» DO THIS
Search the data below for the word "Euro" and copy each line that holds it.

--- start RECORDS TO PROCESS ---

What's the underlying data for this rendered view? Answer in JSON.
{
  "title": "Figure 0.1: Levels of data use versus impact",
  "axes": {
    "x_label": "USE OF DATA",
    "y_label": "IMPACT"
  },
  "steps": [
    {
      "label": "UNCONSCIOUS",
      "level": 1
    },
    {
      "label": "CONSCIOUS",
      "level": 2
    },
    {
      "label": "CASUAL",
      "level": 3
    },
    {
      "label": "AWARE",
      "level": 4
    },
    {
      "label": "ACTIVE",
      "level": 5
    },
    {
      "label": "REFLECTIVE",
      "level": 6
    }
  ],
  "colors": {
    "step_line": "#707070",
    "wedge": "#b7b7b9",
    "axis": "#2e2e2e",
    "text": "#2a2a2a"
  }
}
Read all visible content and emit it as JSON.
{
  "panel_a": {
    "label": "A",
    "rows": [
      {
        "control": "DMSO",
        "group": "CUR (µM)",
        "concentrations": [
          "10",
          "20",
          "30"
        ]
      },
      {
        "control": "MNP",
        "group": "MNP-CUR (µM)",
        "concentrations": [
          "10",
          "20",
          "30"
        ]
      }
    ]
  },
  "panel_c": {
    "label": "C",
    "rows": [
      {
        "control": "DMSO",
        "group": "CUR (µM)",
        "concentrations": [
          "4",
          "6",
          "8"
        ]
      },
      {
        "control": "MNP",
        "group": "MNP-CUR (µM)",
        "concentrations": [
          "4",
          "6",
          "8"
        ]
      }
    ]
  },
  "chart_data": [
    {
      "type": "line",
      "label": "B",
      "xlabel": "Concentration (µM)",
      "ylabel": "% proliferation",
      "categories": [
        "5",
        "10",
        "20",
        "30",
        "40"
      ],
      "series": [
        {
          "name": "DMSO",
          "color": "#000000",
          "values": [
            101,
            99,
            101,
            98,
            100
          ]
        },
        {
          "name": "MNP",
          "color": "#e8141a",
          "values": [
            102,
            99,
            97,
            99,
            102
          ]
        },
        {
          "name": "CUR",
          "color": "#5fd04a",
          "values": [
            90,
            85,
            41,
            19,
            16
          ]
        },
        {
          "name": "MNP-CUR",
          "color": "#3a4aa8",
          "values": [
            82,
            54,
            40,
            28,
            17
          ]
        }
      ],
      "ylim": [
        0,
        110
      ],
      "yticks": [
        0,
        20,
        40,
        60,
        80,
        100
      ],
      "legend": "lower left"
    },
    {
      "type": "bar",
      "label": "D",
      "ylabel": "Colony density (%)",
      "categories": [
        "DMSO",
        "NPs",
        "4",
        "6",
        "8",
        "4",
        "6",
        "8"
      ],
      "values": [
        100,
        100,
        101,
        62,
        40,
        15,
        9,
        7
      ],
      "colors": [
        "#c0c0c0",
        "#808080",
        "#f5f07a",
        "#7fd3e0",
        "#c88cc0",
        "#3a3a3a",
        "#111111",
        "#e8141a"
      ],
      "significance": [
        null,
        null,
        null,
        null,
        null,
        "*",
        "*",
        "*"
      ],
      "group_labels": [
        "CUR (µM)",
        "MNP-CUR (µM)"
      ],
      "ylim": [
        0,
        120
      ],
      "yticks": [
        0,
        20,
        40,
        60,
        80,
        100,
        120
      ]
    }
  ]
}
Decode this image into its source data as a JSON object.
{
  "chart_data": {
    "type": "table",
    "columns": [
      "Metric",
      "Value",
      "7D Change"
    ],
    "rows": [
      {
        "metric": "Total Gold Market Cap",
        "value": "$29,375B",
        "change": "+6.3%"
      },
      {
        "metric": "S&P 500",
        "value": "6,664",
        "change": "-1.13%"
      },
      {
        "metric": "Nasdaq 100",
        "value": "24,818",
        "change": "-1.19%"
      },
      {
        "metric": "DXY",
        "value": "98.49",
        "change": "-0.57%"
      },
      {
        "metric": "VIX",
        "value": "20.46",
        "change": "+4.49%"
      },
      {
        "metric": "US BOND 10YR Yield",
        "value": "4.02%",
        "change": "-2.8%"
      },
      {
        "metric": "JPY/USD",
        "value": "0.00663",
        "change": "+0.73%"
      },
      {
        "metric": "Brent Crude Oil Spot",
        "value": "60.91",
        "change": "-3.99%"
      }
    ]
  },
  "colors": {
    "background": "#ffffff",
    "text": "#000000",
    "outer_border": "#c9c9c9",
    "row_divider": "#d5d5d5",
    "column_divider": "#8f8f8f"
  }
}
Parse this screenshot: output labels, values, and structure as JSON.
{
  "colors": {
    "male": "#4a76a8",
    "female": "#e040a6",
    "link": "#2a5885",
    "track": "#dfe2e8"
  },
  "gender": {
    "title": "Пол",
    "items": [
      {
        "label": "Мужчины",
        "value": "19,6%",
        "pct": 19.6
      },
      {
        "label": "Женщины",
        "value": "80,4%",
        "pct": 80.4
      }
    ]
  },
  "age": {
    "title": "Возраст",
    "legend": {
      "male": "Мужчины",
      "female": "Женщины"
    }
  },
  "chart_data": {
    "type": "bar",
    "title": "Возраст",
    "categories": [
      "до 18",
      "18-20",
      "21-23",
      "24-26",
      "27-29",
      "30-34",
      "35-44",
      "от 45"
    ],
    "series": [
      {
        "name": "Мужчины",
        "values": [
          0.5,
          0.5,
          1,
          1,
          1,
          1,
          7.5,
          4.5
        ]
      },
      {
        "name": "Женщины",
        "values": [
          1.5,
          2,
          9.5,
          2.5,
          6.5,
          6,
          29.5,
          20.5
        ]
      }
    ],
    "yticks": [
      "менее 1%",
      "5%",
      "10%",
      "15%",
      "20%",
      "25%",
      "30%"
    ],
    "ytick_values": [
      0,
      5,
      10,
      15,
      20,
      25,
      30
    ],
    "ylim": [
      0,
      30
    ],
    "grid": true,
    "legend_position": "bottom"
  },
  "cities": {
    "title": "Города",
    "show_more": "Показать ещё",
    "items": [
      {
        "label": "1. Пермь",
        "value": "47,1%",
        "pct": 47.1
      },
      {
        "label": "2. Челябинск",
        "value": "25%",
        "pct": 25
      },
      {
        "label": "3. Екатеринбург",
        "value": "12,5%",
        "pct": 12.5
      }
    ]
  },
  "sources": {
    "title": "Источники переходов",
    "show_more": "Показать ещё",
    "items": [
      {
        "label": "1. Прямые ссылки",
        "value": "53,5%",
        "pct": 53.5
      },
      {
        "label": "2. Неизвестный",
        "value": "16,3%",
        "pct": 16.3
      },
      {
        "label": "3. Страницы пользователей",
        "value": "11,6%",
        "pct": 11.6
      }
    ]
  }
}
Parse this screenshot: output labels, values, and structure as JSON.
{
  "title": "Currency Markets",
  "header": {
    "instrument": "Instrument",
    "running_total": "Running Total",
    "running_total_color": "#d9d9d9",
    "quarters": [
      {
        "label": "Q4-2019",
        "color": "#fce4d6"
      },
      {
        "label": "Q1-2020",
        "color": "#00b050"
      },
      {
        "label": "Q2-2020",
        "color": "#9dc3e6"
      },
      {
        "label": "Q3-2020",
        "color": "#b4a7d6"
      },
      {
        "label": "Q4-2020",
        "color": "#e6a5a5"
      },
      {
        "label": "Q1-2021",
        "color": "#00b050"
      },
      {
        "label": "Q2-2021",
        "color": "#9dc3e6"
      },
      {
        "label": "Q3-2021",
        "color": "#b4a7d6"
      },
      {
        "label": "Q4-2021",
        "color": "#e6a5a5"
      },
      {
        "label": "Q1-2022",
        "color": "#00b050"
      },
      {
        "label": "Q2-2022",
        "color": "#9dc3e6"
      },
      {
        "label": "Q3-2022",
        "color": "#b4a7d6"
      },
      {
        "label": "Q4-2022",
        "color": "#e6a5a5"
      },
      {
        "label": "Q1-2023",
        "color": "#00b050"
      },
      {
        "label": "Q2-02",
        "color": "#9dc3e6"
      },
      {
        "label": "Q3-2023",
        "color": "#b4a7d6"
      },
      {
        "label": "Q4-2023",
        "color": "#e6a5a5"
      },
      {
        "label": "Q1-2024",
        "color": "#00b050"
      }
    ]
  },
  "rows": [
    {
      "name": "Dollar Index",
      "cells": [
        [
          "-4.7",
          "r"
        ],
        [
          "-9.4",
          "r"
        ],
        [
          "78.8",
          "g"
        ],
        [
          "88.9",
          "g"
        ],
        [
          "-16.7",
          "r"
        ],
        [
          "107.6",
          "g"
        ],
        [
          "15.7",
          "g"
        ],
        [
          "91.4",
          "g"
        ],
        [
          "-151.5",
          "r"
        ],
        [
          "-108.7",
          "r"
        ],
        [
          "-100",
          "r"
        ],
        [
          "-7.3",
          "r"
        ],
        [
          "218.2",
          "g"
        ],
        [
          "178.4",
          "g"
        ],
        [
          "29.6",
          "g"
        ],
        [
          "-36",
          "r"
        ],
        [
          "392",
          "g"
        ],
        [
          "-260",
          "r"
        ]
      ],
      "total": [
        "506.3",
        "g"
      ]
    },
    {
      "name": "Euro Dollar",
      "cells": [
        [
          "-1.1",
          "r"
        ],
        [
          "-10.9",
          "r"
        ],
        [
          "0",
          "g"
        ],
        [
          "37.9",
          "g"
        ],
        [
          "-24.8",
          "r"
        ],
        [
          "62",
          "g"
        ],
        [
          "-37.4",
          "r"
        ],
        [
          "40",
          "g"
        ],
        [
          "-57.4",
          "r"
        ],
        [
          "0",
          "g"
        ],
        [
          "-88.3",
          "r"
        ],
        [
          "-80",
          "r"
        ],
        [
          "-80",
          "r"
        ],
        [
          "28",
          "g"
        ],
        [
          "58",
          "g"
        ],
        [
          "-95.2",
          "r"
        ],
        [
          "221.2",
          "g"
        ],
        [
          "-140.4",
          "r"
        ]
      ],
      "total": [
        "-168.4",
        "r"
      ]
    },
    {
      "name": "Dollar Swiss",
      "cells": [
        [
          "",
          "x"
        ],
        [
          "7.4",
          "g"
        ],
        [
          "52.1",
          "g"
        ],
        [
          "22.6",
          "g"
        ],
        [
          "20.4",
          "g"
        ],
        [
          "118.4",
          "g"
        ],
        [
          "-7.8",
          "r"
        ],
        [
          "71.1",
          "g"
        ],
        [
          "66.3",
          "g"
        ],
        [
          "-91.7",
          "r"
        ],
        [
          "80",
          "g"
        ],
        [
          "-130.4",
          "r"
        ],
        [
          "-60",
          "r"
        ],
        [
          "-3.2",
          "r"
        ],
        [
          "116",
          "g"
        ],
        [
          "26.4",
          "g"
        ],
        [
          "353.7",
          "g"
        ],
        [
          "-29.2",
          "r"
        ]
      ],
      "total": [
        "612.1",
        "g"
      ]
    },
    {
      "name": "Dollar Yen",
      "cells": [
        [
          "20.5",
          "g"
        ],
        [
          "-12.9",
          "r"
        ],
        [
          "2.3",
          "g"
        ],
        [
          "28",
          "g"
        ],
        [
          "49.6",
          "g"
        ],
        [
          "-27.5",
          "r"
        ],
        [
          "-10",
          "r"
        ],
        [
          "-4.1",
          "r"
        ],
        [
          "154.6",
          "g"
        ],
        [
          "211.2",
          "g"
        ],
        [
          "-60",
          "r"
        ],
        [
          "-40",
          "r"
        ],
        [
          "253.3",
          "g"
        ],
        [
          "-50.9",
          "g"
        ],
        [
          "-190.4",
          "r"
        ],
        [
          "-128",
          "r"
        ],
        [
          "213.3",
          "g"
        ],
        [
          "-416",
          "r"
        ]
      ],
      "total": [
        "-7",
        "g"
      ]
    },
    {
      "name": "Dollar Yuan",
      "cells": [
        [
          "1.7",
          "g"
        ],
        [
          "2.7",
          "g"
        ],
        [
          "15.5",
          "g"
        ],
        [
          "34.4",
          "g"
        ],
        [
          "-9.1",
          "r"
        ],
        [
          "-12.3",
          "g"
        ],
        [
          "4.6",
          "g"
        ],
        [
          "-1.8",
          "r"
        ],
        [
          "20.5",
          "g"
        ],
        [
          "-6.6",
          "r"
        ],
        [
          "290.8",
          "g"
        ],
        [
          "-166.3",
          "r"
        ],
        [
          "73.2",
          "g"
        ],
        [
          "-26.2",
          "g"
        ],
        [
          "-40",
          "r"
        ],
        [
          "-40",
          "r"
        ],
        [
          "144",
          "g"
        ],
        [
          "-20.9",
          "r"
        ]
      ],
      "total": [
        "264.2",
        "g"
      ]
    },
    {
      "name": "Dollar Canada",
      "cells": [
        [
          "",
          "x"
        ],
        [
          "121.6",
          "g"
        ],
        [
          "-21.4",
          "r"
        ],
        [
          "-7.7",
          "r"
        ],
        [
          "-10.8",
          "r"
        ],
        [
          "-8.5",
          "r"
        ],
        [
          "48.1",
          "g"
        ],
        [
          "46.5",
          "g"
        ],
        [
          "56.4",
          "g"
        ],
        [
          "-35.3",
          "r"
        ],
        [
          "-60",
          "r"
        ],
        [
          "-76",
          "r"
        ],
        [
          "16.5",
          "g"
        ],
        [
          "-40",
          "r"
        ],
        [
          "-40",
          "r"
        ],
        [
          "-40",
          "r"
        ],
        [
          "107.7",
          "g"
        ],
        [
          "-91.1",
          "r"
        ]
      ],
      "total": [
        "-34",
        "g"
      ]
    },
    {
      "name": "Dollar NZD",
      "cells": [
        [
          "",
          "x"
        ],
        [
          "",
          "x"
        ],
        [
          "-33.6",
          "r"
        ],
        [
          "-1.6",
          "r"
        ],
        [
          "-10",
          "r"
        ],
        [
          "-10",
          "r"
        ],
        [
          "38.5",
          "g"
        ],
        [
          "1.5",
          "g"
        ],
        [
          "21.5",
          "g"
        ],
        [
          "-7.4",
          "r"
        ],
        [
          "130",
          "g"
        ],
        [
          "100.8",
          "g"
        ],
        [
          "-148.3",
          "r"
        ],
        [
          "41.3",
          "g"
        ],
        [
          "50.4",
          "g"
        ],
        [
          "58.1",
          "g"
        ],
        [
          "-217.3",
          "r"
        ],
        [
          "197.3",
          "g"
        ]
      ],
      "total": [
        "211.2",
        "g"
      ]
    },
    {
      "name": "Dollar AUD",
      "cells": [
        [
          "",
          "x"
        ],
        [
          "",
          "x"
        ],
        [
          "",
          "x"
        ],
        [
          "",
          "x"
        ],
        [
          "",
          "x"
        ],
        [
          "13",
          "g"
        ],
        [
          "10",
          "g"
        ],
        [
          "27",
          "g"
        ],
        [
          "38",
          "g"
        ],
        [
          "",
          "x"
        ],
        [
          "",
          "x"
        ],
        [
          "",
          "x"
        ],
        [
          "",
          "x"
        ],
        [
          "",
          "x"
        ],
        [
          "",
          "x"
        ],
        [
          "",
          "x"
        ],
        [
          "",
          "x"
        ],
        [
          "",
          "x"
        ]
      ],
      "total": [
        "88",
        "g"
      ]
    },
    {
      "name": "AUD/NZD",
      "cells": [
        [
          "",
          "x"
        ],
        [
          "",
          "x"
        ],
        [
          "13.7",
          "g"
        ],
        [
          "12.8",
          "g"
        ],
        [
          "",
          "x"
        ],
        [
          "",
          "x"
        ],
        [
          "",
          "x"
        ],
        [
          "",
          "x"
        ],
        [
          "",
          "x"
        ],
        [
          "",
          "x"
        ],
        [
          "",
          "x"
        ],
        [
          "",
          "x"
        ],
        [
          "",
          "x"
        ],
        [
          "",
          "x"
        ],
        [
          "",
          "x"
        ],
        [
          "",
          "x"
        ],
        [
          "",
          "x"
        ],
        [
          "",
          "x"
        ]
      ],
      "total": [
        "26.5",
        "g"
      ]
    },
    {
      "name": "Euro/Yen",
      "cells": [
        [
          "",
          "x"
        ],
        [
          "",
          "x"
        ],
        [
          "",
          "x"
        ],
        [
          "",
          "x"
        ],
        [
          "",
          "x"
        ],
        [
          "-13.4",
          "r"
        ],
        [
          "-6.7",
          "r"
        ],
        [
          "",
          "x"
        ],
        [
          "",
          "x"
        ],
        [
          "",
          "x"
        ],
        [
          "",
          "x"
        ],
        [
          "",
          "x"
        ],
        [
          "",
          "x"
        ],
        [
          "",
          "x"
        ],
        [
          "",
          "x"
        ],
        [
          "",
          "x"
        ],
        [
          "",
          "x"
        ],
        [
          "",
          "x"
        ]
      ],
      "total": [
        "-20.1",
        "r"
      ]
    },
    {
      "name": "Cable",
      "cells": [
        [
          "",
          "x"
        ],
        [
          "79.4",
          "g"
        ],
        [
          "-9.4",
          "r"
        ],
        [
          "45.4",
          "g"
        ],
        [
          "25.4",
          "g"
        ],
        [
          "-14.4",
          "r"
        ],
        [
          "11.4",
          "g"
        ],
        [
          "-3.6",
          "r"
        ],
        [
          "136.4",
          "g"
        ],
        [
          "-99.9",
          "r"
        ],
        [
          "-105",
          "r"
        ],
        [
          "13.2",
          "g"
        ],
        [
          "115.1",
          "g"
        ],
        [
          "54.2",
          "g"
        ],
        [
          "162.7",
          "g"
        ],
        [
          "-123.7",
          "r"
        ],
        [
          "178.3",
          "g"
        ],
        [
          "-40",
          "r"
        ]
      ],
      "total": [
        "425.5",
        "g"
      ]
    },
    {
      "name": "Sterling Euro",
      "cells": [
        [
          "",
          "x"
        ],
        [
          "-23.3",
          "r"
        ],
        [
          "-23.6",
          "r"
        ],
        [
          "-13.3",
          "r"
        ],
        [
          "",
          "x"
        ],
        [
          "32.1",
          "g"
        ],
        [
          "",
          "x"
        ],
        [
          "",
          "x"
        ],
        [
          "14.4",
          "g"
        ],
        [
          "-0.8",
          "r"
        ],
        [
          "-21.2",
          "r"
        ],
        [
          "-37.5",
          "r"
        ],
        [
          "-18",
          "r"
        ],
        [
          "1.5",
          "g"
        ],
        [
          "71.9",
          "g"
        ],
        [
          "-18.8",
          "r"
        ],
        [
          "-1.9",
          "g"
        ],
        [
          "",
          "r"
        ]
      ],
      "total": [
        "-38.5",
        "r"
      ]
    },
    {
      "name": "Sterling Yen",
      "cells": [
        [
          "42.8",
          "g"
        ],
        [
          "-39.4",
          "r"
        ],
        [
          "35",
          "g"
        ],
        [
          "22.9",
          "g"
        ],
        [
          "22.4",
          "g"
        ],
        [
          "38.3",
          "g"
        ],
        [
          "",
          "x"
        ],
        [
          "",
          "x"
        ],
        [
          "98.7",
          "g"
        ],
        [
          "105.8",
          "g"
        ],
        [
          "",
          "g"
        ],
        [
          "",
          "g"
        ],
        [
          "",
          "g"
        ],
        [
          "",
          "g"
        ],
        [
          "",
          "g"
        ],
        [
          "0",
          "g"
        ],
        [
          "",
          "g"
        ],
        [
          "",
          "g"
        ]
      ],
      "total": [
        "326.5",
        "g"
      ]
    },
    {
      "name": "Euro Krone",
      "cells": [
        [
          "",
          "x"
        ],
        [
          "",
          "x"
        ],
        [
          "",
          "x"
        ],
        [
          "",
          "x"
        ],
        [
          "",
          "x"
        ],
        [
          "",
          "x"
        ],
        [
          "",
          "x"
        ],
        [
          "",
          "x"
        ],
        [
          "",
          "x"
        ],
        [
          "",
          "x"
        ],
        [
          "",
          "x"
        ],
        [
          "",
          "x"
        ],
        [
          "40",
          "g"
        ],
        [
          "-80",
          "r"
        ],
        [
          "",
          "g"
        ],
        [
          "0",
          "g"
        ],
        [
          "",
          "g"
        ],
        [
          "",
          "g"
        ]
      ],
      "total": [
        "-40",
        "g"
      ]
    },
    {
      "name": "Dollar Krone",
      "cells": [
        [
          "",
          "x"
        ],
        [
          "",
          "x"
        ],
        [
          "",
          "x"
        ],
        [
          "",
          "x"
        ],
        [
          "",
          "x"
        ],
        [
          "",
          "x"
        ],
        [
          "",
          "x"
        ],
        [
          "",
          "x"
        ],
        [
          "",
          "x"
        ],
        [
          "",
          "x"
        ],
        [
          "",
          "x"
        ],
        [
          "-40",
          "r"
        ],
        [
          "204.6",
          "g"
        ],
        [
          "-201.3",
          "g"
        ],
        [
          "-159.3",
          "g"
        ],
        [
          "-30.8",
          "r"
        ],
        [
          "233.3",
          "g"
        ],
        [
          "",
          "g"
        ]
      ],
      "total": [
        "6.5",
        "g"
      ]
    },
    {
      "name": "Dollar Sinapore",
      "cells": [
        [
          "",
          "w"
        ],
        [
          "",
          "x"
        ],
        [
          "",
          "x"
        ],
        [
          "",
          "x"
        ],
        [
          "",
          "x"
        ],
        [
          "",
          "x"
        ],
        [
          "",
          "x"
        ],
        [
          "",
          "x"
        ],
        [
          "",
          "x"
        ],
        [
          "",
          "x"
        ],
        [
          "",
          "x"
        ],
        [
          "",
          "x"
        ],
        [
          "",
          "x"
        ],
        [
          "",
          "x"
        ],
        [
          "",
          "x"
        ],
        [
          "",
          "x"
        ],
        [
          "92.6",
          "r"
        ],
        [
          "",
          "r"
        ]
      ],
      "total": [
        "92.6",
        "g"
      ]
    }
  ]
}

--- end RECORDS TO PROCESS ---

» THE REPLY
      "name": "Euro Dollar",
      "name": "Euro/Yen",
      "name": "Sterling Euro",
      "name": "Euro Krone",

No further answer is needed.